:: Task ::
Transcribe the listing word for word.

:: Source records ::
----------

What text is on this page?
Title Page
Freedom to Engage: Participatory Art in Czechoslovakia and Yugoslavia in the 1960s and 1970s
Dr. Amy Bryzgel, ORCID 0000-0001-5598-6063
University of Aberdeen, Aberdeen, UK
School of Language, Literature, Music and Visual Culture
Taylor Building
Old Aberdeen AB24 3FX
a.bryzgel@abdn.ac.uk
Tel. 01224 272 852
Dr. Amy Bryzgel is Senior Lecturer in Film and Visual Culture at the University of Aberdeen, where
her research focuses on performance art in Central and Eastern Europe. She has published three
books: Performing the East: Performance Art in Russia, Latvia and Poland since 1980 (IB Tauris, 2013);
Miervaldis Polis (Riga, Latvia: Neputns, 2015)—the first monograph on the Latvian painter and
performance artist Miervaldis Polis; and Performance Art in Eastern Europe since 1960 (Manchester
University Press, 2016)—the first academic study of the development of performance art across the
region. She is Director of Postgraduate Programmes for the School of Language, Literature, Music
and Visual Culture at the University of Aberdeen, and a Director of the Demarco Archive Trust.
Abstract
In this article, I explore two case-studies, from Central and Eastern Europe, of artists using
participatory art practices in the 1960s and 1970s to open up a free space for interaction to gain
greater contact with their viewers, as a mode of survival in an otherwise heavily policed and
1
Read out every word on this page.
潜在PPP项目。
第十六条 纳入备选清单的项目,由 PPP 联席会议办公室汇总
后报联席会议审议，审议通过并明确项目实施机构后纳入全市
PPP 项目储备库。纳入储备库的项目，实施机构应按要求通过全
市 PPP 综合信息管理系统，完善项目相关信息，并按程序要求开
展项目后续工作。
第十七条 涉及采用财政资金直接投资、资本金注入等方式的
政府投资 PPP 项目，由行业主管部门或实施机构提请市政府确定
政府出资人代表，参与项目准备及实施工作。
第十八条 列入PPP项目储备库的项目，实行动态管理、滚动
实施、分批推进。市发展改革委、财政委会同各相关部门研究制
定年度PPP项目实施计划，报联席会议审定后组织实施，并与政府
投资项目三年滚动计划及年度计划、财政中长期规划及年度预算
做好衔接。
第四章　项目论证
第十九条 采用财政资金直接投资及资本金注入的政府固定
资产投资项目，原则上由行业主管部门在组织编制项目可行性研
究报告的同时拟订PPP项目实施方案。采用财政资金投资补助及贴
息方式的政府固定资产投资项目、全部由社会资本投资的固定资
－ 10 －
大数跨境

----------

:: Complete output ::
What text is on this page?
Title Page
Freedom to Engage: Participatory Art in Czechoslovakia and Yugoslavia in the 1960s and 1970s
Dr. Amy Bryzgel, ORCID 0000-0001-5598-6063
University of Aberdeen, Aberdeen, UK
School of Language, Literature, Music and Visual Culture
Taylor Building
Old Aberdeen AB24 3FX
a.bryzgel@abdn.ac.uk
Tel. 01224 272 852
Dr. Amy Bryzgel is Senior Lecturer in Film and Visual Culture at the University of Aberdeen, where
her research focuses on performance art in Central and Eastern Europe. She has published three
books: Performing the East: Performance Art in Russia, Latvia and Poland since 1980 (IB Tauris, 2013);
Miervaldis Polis (Riga, Latvia: Neputns, 2015)—the first monograph on the Latvian painter and
performance artist Miervaldis Polis; and Performance Art in Eastern Europe since 1960 (Manchester
University Press, 2016)—the first academic study of the development of performance art across the
region. She is Director of Postgraduate Programmes for the School of Language, Literature, Music
and Visual Culture at the University of Aberdeen, and a Director of the Demarco Archive Trust.
Abstract
In this article, I explore two case-studies, from Central and Eastern Europe, of artists using
participatory art practices in the 1960s and 1970s to open up a free space for interaction to gain
greater contact with their viewers, as a mode of survival in an otherwise heavily policed and
1
Read out every word on this page.
潜在PPP项目。
第十六条 纳入备选清单的项目,由 PPP 联席会议办公室汇总
后报联席会议审议，审议通过并明确项目实施机构后纳入全市
PPP 项目储备库。纳入储备库的项目，实施机构应按要求通过全
市 PPP 综合信息管理系统，完善项目相关信息，并按程序要求开
展项目后续工作。
第十七条 涉及采用财政资金直接投资、资本金注入等方式的
政府投资 PPP 项目，由行业主管部门或实施机构提请市政府确定
政府出资人代表，参与项目准备及实施工作。
第十八条 列入PPP项目储备库的项目，实行动态管理、滚动
实施、分批推进。市发展改革委、财政委会同各相关部门研究制
定年度PPP项目实施计划，报联席会议审定后组织实施，并与政府
投资项目三年滚动计划及年度计划、财政中长期规划及年度预算
做好衔接。
第四章　项目论证
第十九条 采用财政资金直接投资及资本金注入的政府固定
资产投资项目，原则上由行业主管部门在组织编制项目可行性研
究报告的同时拟订PPP项目实施方案。采用财政资金投资补助及贴
息方式的政府固定资产投资项目、全部由社会资本投资的固定资
－ 10 －
大数跨境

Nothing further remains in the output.